### Objective
Copy all the data exactly, except the pictures.

Stored data
## START
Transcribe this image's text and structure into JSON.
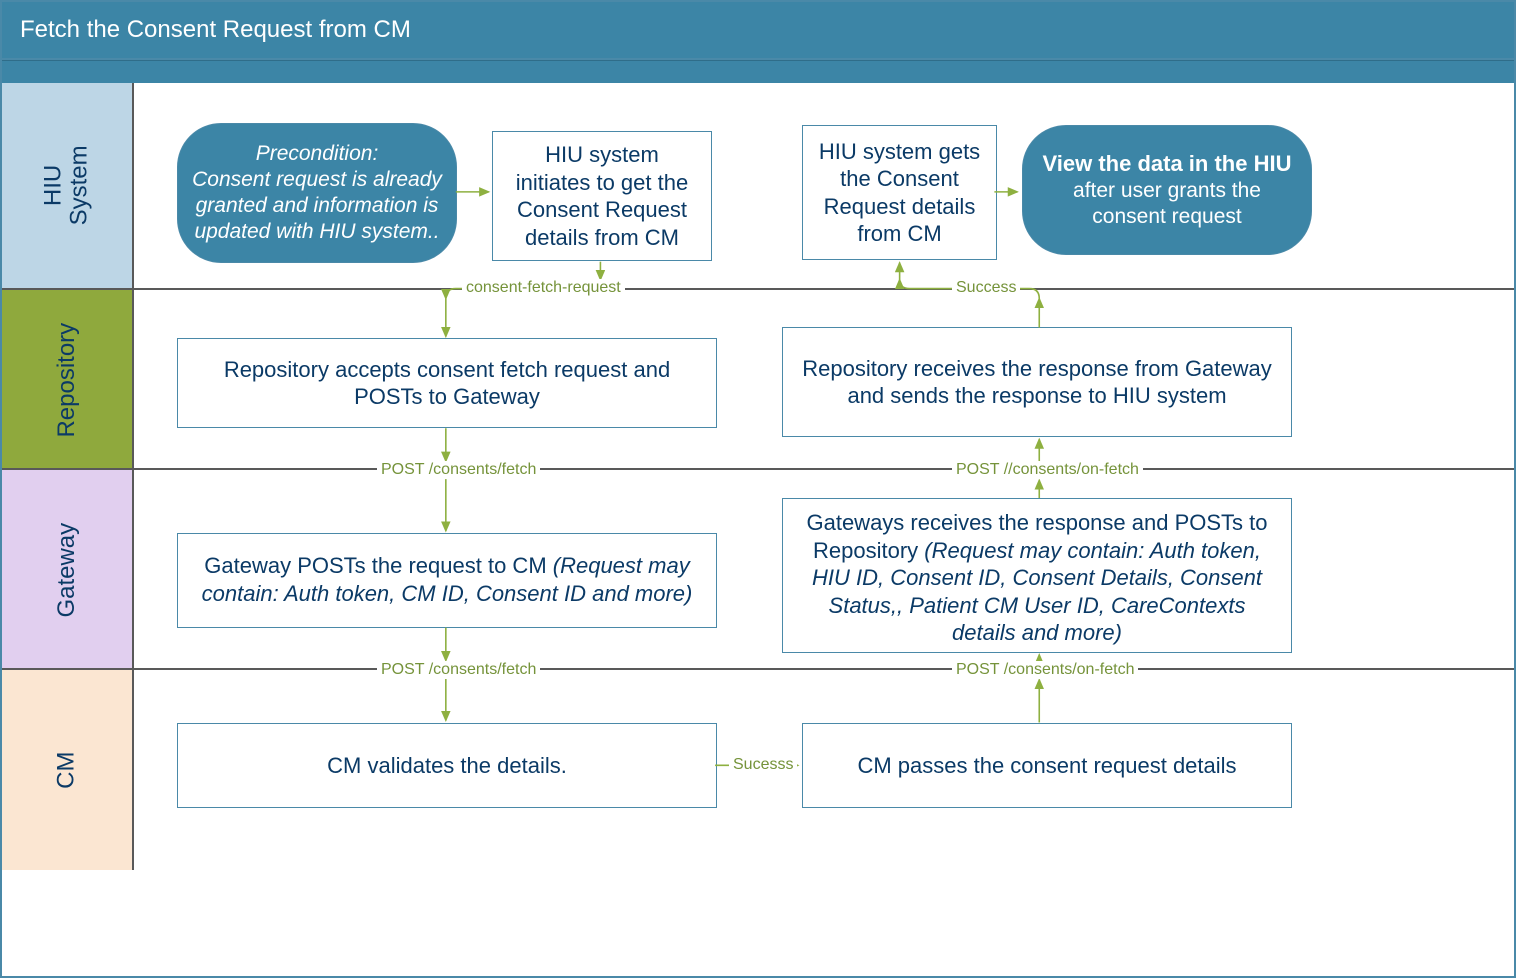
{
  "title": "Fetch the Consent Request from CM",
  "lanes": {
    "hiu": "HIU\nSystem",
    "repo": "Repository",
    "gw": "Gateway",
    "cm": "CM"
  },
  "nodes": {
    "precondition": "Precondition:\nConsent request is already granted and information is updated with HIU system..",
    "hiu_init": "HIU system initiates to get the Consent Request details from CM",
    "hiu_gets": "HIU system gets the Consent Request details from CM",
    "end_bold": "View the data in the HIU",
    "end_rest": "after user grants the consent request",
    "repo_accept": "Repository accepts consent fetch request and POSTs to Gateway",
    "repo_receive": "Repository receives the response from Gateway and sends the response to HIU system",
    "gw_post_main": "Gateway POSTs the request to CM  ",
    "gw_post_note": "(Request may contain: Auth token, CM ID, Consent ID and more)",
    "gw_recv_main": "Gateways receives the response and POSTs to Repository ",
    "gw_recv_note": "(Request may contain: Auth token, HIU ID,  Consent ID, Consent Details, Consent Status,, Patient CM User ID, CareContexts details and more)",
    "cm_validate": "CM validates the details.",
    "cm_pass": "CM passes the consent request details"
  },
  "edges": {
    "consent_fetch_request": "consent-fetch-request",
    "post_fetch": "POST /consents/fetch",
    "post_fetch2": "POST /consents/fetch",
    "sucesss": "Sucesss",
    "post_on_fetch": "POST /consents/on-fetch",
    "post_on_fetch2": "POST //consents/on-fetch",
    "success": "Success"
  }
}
## END
### Solution for this exercise
Transcribe this image's text and structure into JSON.
{
  "title": "Fetch the Consent Request from CM",
  "lanes": {
    "hiu": "HIU\nSystem",
    "repo": "Repository",
    "gw": "Gateway",
    "cm": "CM"
  },
  "nodes": {
    "precondition": "Precondition:\nConsent request is already granted and information is updated with HIU system..",
    "hiu_init": "HIU system initiates to get the Consent Request details from CM",
    "hiu_gets": "HIU system gets the Consent Request details from CM",
    "end_bold": "View the data in the HIU",
    "end_rest": "after user grants the consent request",
    "repo_accept": "Repository accepts consent fetch request and POSTs to Gateway",
    "repo_receive": "Repository receives the response from Gateway and sends the response to HIU system",
    "gw_post_main": "Gateway POSTs the request to CM  ",
    "gw_post_note": "(Request may contain: Auth token, CM ID, Consent ID and more)",
    "gw_recv_main": "Gateways receives the response and POSTs to Repository ",
    "gw_recv_note": "(Request may contain: Auth token, HIU ID,  Consent ID, Consent Details, Consent Status,, Patient CM User ID, CareContexts details and more)",
    "cm_validate": "CM validates the details.",
    "cm_pass": "CM passes the consent request details"
  },
  "edges": {
    "consent_fetch_request": "consent-fetch-request",
    "post_fetch": "POST /consents/fetch",
    "post_fetch2": "POST /consents/fetch",
    "sucesss": "Sucesss",
    "post_on_fetch": "POST /consents/on-fetch",
    "post_on_fetch2": "POST //consents/on-fetch",
    "success": "Success"
  }
}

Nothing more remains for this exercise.